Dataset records
——
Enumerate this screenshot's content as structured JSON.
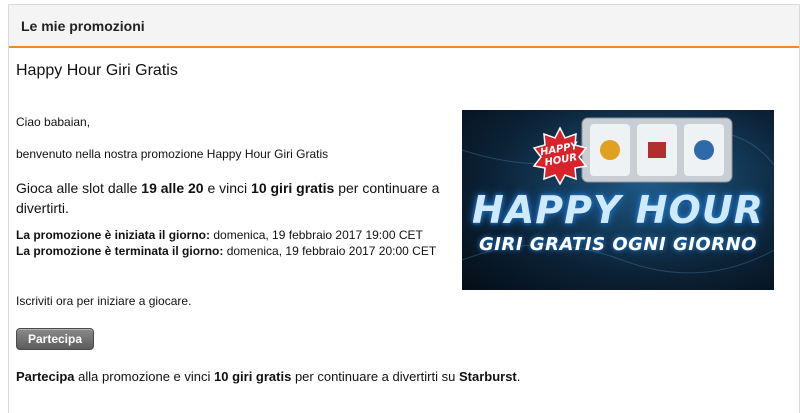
{
  "header": {
    "title": "Le mie promozioni"
  },
  "promo": {
    "title": "Happy Hour Giri Gratis",
    "greeting": "Ciao babaian,",
    "welcome": "benvenuto nella nostra promozione Happy Hour Giri Gratis",
    "lead": {
      "part1": "Gioca alle slot dalle ",
      "hours": "19 alle 20",
      "part2": " e vinci ",
      "spins": "10 giri gratis",
      "part3": " per continuare a divertirti."
    },
    "start": {
      "label": "La promozione è iniziata il giorno:",
      "value": " domenica, 19 febbraio 2017 19:00 CET"
    },
    "end": {
      "label": "La promozione è terminata il giorno:",
      "value": " domenica, 19 febbraio 2017 20:00 CET"
    },
    "signup": "Iscriviti ora per iniziare a giocare.",
    "button_label": "Partecipa",
    "footer": {
      "part1": "Partecipa",
      "part2": " alla promozione e vinci ",
      "spins": "10 giri gratis",
      "part3": " per continuare a divertirti su ",
      "game": "Starburst",
      "part4": "."
    }
  },
  "banner": {
    "badge_line1": "HAPPY",
    "badge_line2": "HOUR",
    "headline": "HAPPY HOUR",
    "subline": "GIRI GRATIS OGNI GIORNO"
  },
  "colors": {
    "accent": "#f08a24",
    "button": "#6b6b6b",
    "badge": "#d8232a"
  }
}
——
• **Problem details**: Reproduce every entry word for word, but skip any pictures.

• **Result of this exercise**:
Enumerate this screenshot's content as structured JSON.
{
  "header": {
    "title": "Le mie promozioni"
  },
  "promo": {
    "title": "Happy Hour Giri Gratis",
    "greeting": "Ciao babaian,",
    "welcome": "benvenuto nella nostra promozione Happy Hour Giri Gratis",
    "lead": {
      "part1": "Gioca alle slot dalle ",
      "hours": "19 alle 20",
      "part2": " e vinci ",
      "spins": "10 giri gratis",
      "part3": " per continuare a divertirti."
    },
    "start": {
      "label": "La promozione è iniziata il giorno:",
      "value": " domenica, 19 febbraio 2017 19:00 CET"
    },
    "end": {
      "label": "La promozione è terminata il giorno:",
      "value": " domenica, 19 febbraio 2017 20:00 CET"
    },
    "signup": "Iscriviti ora per iniziare a giocare.",
    "button_label": "Partecipa",
    "footer": {
      "part1": "Partecipa",
      "part2": " alla promozione e vinci ",
      "spins": "10 giri gratis",
      "part3": " per continuare a divertirti su ",
      "game": "Starburst",
      "part4": "."
    }
  },
  "banner": {
    "badge_line1": "HAPPY",
    "badge_line2": "HOUR",
    "headline": "HAPPY HOUR",
    "subline": "GIRI GRATIS OGNI GIORNO"
  },
  "colors": {
    "accent": "#f08a24",
    "button": "#6b6b6b",
    "badge": "#d8232a"
  }
}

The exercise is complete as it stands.